**Layout items:**

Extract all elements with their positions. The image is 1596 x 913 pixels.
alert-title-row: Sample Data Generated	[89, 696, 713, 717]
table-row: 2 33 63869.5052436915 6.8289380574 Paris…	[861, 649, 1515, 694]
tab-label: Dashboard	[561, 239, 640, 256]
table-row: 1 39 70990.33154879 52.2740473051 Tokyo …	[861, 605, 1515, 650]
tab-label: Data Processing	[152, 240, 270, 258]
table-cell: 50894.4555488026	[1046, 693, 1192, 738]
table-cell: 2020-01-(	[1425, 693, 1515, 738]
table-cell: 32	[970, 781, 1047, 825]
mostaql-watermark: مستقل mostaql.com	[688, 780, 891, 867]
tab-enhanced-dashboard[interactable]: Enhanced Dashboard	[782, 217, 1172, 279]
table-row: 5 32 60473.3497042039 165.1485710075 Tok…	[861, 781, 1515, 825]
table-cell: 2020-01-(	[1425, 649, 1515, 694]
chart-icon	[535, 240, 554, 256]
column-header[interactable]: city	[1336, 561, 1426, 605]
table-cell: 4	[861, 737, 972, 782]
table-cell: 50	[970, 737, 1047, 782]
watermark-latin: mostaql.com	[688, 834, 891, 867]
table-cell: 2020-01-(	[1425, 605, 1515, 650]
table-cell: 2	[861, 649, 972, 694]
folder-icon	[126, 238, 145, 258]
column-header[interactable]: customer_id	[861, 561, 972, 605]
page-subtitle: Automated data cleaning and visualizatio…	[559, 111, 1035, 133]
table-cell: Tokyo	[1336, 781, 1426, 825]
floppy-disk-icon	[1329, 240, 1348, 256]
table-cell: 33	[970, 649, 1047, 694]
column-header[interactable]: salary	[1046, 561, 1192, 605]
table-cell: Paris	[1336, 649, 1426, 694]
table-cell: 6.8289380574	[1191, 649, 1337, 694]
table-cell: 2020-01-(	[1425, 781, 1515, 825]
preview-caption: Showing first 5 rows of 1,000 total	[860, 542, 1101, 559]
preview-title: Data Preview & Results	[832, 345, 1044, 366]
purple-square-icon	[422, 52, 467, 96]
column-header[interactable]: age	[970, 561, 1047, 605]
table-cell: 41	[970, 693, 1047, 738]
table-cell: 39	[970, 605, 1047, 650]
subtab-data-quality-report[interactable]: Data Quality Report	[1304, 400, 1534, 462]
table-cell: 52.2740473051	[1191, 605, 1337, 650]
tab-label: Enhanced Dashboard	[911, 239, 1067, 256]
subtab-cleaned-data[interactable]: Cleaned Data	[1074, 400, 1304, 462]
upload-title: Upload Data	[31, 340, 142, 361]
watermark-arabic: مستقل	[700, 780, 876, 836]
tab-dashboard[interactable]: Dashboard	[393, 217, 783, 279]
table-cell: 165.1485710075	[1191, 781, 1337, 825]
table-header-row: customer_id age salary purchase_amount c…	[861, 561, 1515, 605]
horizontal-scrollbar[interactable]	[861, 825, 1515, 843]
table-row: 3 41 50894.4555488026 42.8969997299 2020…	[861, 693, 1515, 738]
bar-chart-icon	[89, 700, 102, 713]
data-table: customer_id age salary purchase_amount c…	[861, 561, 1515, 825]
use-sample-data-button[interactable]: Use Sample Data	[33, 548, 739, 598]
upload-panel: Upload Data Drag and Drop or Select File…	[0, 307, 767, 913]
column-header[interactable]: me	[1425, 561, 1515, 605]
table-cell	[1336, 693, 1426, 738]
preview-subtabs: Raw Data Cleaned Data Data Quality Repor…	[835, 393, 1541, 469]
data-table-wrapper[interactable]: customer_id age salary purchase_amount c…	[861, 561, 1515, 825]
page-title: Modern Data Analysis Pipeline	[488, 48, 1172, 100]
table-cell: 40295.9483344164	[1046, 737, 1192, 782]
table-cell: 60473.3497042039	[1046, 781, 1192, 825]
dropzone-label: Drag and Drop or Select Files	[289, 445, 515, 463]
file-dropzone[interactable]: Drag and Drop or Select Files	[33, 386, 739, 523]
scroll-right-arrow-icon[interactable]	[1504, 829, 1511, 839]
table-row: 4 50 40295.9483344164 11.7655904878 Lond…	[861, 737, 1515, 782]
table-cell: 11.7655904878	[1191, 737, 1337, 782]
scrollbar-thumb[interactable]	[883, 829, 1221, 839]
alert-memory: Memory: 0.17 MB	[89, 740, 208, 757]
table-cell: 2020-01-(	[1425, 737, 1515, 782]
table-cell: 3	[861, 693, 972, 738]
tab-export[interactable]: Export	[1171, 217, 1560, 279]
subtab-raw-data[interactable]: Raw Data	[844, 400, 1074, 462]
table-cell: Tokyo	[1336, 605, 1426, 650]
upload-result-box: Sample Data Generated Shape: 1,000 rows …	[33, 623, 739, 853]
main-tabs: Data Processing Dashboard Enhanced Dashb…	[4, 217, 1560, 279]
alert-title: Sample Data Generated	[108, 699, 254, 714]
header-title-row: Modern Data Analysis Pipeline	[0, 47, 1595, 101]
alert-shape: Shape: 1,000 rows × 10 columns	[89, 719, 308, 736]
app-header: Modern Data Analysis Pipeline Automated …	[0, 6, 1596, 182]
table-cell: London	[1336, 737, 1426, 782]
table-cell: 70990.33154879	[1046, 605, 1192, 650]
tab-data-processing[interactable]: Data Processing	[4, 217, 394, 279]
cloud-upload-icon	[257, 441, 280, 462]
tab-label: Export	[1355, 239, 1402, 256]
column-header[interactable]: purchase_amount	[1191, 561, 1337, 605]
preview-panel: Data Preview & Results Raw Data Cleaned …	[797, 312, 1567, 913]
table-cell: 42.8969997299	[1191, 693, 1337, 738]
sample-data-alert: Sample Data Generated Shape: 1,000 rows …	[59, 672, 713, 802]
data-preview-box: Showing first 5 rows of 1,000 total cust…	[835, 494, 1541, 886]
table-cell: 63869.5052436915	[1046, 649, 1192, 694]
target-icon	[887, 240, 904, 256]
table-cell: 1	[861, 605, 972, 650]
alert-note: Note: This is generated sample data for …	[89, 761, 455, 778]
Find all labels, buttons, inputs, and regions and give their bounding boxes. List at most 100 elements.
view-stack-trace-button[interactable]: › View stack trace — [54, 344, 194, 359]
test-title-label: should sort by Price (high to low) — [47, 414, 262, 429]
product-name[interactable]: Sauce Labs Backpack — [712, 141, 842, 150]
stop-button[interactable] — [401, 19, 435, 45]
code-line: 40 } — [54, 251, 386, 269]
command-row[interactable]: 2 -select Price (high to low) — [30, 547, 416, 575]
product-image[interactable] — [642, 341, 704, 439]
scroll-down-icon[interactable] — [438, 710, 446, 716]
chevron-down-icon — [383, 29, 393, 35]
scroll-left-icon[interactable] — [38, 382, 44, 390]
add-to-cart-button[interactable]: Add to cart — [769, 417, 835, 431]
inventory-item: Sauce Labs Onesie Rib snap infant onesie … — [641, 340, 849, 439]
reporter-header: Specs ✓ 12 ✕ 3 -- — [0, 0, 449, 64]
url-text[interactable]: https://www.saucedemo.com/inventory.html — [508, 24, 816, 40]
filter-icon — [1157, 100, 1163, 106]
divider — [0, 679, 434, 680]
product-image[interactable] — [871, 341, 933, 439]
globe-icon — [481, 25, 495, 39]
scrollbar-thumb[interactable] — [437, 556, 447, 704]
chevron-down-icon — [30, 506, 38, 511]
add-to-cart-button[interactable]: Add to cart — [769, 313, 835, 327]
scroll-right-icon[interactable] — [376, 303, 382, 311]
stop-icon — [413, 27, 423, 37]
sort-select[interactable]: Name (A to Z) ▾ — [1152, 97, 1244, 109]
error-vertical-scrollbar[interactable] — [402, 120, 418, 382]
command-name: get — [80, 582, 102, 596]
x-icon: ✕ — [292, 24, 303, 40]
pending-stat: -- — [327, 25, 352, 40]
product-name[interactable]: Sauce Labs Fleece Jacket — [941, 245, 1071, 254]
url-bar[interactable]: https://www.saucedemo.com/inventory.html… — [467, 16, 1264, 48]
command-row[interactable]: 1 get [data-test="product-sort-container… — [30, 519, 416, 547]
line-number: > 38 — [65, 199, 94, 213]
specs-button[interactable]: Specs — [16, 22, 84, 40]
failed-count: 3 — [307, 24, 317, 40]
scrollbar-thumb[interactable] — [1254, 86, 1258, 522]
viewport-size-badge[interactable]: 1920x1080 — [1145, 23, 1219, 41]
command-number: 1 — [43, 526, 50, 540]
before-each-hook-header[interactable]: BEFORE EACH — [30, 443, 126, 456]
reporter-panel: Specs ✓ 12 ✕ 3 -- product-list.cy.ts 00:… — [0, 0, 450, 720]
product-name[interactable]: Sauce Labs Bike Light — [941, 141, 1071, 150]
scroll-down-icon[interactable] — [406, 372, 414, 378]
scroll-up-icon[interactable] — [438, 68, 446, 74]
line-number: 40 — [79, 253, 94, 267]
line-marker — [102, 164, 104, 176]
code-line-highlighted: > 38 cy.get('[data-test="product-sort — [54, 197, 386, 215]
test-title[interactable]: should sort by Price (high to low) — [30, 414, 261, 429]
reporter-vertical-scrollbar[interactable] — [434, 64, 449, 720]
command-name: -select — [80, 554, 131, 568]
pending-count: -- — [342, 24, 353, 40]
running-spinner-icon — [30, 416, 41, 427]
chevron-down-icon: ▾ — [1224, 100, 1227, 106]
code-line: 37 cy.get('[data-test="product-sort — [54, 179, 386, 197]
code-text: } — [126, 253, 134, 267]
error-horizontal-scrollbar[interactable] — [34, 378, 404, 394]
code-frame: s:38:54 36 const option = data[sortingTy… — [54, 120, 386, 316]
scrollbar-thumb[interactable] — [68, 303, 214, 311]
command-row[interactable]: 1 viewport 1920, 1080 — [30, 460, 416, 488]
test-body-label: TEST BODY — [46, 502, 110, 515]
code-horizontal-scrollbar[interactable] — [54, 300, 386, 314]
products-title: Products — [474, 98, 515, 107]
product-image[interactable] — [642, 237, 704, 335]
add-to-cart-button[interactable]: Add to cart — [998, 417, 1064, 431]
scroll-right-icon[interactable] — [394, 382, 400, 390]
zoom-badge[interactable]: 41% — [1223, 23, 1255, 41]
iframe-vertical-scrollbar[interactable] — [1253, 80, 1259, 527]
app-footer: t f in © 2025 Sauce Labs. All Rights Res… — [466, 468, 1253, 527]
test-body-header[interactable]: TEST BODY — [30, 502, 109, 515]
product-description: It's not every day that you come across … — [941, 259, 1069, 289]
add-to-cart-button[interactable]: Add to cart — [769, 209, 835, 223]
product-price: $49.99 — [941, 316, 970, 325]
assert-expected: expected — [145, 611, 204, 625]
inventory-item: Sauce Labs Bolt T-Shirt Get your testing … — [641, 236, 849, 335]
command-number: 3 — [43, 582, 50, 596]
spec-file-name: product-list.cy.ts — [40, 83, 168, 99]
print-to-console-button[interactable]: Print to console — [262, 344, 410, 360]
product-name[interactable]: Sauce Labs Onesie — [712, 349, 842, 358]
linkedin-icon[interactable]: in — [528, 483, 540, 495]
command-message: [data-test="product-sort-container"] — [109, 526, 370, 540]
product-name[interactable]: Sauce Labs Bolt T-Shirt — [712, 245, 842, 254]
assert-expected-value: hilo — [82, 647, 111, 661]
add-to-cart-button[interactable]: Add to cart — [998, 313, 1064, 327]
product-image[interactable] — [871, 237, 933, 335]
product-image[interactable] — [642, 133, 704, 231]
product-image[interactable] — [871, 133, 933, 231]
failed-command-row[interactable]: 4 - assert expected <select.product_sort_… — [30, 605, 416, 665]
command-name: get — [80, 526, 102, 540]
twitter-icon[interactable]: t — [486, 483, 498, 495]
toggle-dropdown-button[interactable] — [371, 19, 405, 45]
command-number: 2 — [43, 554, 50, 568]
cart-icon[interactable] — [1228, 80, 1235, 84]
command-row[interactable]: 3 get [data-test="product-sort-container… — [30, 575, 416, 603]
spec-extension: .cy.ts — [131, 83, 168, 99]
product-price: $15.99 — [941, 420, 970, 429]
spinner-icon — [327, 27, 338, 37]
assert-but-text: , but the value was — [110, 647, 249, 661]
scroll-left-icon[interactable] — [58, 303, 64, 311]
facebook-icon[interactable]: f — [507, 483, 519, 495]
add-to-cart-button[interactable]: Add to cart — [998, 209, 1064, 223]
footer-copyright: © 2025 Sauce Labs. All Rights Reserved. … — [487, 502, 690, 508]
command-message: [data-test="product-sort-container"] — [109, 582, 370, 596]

**Exercise goal:**
Copy the items again without any changes, from the first line of the items through the line that contains "217, 1172, 279]".

**Task output:**
Extract all elements with their positions. The image is 1596 x 913 pixels.
alert-title-row: Sample Data Generated	[89, 696, 713, 717]
table-row: 2 33 63869.5052436915 6.8289380574 Paris…	[861, 649, 1515, 694]
tab-label: Dashboard	[561, 239, 640, 256]
table-row: 1 39 70990.33154879 52.2740473051 Tokyo …	[861, 605, 1515, 650]
tab-label: Data Processing	[152, 240, 270, 258]
table-cell: 50894.4555488026	[1046, 693, 1192, 738]
table-cell: 2020-01-(	[1425, 693, 1515, 738]
table-cell: 32	[970, 781, 1047, 825]
mostaql-watermark: مستقل mostaql.com	[688, 780, 891, 867]
tab-enhanced-dashboard[interactable]: Enhanced Dashboard	[782, 217, 1172, 279]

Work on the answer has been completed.